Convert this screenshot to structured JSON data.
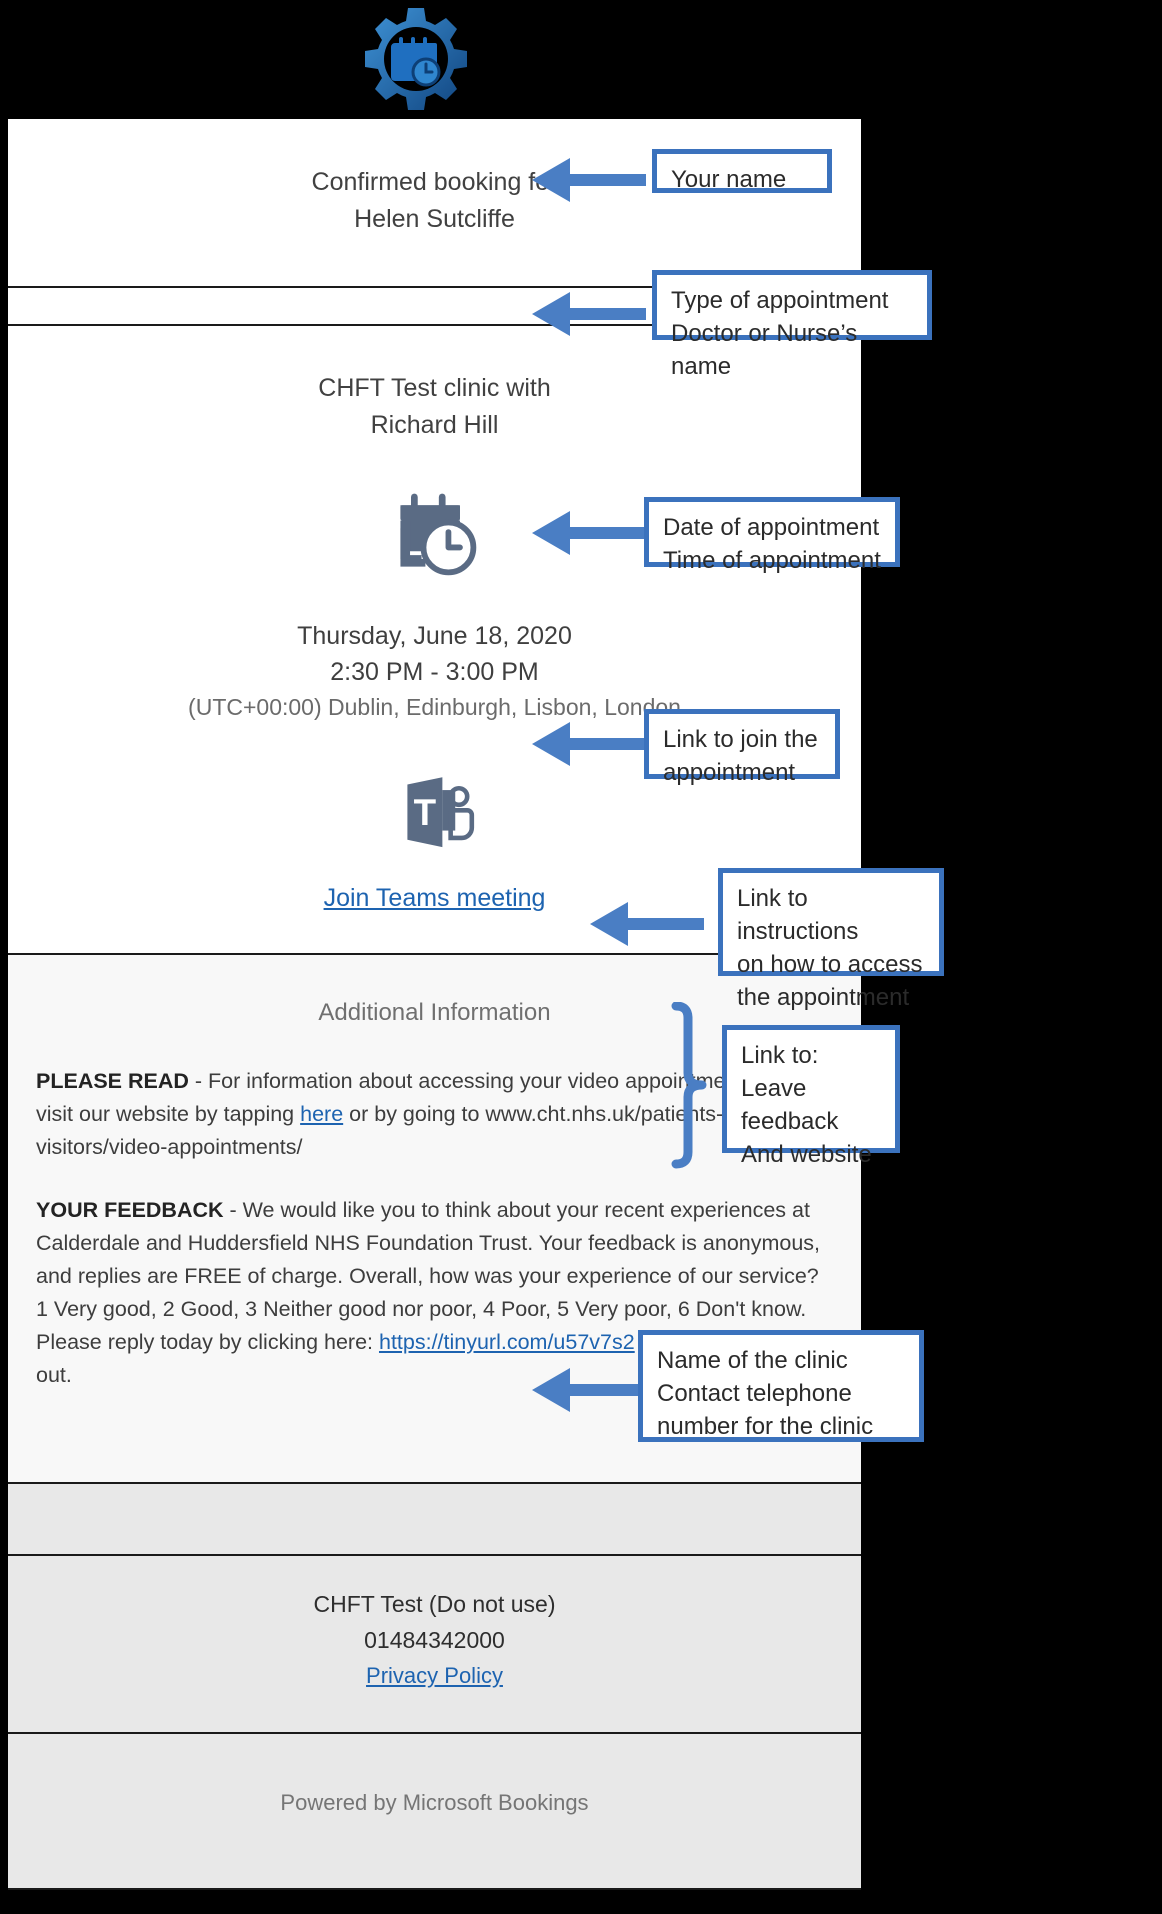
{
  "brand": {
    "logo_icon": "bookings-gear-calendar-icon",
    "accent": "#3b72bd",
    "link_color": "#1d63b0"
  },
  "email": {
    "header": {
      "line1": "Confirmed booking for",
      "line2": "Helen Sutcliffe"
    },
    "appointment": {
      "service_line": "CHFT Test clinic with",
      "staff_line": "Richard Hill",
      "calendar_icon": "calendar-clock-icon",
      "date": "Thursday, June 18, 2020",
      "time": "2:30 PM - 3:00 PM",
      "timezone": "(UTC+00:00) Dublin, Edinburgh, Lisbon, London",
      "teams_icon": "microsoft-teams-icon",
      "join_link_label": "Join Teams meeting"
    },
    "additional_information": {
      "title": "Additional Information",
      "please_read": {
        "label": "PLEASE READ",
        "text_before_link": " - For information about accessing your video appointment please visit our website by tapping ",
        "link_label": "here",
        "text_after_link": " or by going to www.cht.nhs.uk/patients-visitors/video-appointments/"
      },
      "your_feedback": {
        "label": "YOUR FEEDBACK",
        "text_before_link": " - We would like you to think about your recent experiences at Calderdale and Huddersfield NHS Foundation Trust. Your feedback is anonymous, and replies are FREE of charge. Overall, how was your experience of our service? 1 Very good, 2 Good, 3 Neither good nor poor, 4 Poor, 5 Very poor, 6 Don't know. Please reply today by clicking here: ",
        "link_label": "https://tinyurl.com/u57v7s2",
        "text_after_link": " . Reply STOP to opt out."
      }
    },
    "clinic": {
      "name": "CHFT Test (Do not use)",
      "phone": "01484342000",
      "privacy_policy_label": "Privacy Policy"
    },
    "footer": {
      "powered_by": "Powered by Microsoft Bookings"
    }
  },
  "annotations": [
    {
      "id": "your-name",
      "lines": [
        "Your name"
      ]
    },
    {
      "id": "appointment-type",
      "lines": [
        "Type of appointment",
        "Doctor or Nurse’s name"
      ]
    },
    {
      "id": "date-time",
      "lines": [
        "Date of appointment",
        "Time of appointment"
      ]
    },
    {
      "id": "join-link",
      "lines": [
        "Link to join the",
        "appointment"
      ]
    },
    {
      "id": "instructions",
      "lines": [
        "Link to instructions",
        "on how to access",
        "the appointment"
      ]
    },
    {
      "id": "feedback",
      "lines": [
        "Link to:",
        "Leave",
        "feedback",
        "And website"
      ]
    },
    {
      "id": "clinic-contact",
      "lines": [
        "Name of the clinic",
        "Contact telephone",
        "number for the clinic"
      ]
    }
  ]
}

__________________________________________________

Repeat every line above precisely; pictures do not belong in the copy.

## TASK ANSWER
Convert this screenshot to structured JSON data.
{
  "brand": {
    "logo_icon": "bookings-gear-calendar-icon",
    "accent": "#3b72bd",
    "link_color": "#1d63b0"
  },
  "email": {
    "header": {
      "line1": "Confirmed booking for",
      "line2": "Helen Sutcliffe"
    },
    "appointment": {
      "service_line": "CHFT Test clinic with",
      "staff_line": "Richard Hill",
      "calendar_icon": "calendar-clock-icon",
      "date": "Thursday, June 18, 2020",
      "time": "2:30 PM - 3:00 PM",
      "timezone": "(UTC+00:00) Dublin, Edinburgh, Lisbon, London",
      "teams_icon": "microsoft-teams-icon",
      "join_link_label": "Join Teams meeting"
    },
    "additional_information": {
      "title": "Additional Information",
      "please_read": {
        "label": "PLEASE READ",
        "text_before_link": " - For information about accessing your video appointment please visit our website by tapping ",
        "link_label": "here",
        "text_after_link": " or by going to www.cht.nhs.uk/patients-visitors/video-appointments/"
      },
      "your_feedback": {
        "label": "YOUR FEEDBACK",
        "text_before_link": " - We would like you to think about your recent experiences at Calderdale and Huddersfield NHS Foundation Trust. Your feedback is anonymous, and replies are FREE of charge. Overall, how was your experience of our service? 1 Very good, 2 Good, 3 Neither good nor poor, 4 Poor, 5 Very poor, 6 Don't know. Please reply today by clicking here: ",
        "link_label": "https://tinyurl.com/u57v7s2",
        "text_after_link": " . Reply STOP to opt out."
      }
    },
    "clinic": {
      "name": "CHFT Test (Do not use)",
      "phone": "01484342000",
      "privacy_policy_label": "Privacy Policy"
    },
    "footer": {
      "powered_by": "Powered by Microsoft Bookings"
    }
  },
  "annotations": [
    {
      "id": "your-name",
      "lines": [
        "Your name"
      ]
    },
    {
      "id": "appointment-type",
      "lines": [
        "Type of appointment",
        "Doctor or Nurse’s name"
      ]
    },
    {
      "id": "date-time",
      "lines": [
        "Date of appointment",
        "Time of appointment"
      ]
    },
    {
      "id": "join-link",
      "lines": [
        "Link to join the",
        "appointment"
      ]
    },
    {
      "id": "instructions",
      "lines": [
        "Link to instructions",
        "on how to access",
        "the appointment"
      ]
    },
    {
      "id": "feedback",
      "lines": [
        "Link to:",
        "Leave",
        "feedback",
        "And website"
      ]
    },
    {
      "id": "clinic-contact",
      "lines": [
        "Name of the clinic",
        "Contact telephone",
        "number for the clinic"
      ]
    }
  ]
}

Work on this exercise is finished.